══ Extrait ══

Le Nicaragua a-t-il effrayé le Canada au point que celui-ci a gelé ses nouvelles ventes d’armes ?

En février, suite à la décision de la CIJ d’imposer des mesures provisoires dans le dossier de l’Afrique du Sud contre Israël, le Nicaragua a adressé des notes diplomatiques à quatre pays – l’Allemagne, le Royaume-Uni, les Pays-Bas et le Canada

« afin de mettre immédiatement un terme à la livraison d’armes, de munitions, de technologie et/ou de pièces détachées à Israël, puisqu’il est concevable qu’elles aient pu être utilisées pour faciliter ou commettre des violations de la Convention sur le Génocide ».

Il s’agissait en effet de mises en garde juridiques : Par la suite, le Nicaragua cita sa note diplomatique adressée à l’Allemagne dans sa plainte à la CIJ en établissant qu’un litige existait entre les deux pays et que, de ce fait, le cas était admissible conformément aux réglementations de la cour internationale.

Ainsi donc, le Nicaragua pourrait toujours présenter des dossiers contre les trois autres pays. Il peut également considérer que la valeur symbolique de l’accusation contre Berlin d’aider le génocide est suffisante.

Toutefois, il est possible que l’action du Nicaragua contre l’Allemagne ait l’effet souhaité sur l’un des autres pays au moins, à savoir le Canada.

═══
══ Données recueillies ══

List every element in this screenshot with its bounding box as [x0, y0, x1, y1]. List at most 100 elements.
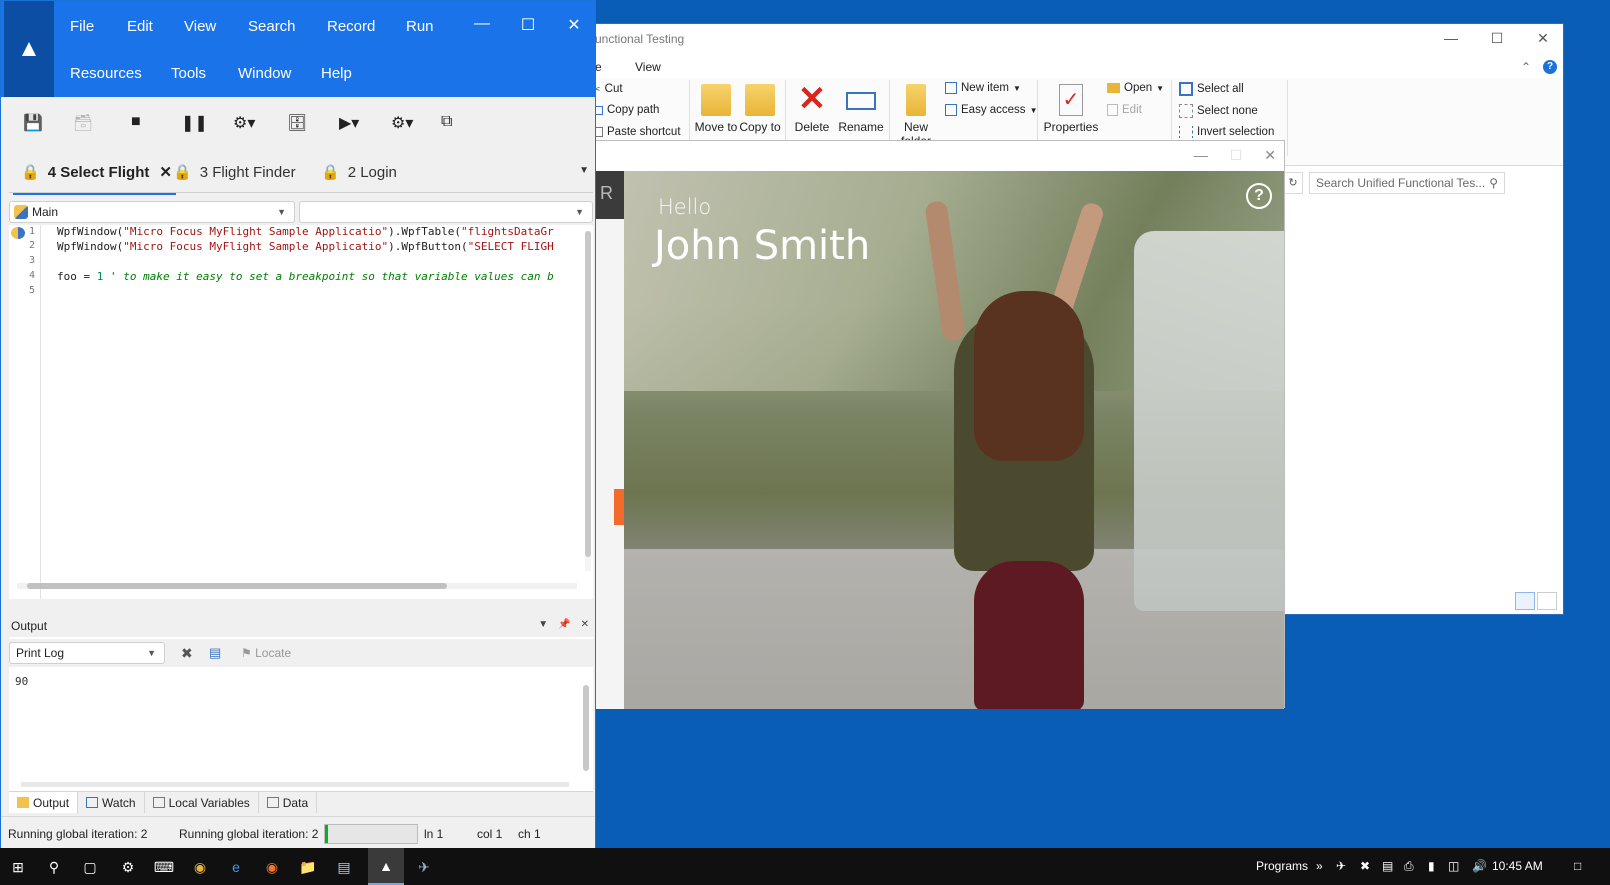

═══

# Consigne A:
D’après l’extrait, dans quel document le Nicaragua a-t-il cité sa note diplomatique adressée à l’Allemagne ?
# Consigne B:
Énumérez tous les pays auxquels, selon l’extrait, le Nicaragua a adressé des notes diplomatiques en février.
# Consigne C:
Recopiez l’extrait depuis « Il s’agissait en » jusqu’à « savoir le Canada. » inclus, en y changeant « Berlin » en « l’Allemagne ».

# Réponse attendue A:
Dans sa plainte à la CIJ.

# Réponse attendue B:
l’Allemagne, le Royaume-Uni, les Pays-Bas, le Canada

# Réponse attendue C:
Il s’agissait en effet de mises en garde juridiques : Par la suite, le Nicaragua cita sa note diplomatique adressée à l’Allemagne dans sa plainte à la CIJ en établissant qu’un litige existait entre les deux pays et que, de ce fait, le cas était admissible conformément aux réglementations de la cour internationale.

Ainsi donc, le Nicaragua pourrait toujours présenter des dossiers contre les trois autres pays. Il peut également considérer que la valeur symbolique de l’accusation contre l’Allemagne d’aider le génocide est suffisante.

Toutefois, il est possible que l’action du Nicaragua contre l’Allemagne ait l’effet souhaité sur l’un des autres pays au moins, à savoir le Canada.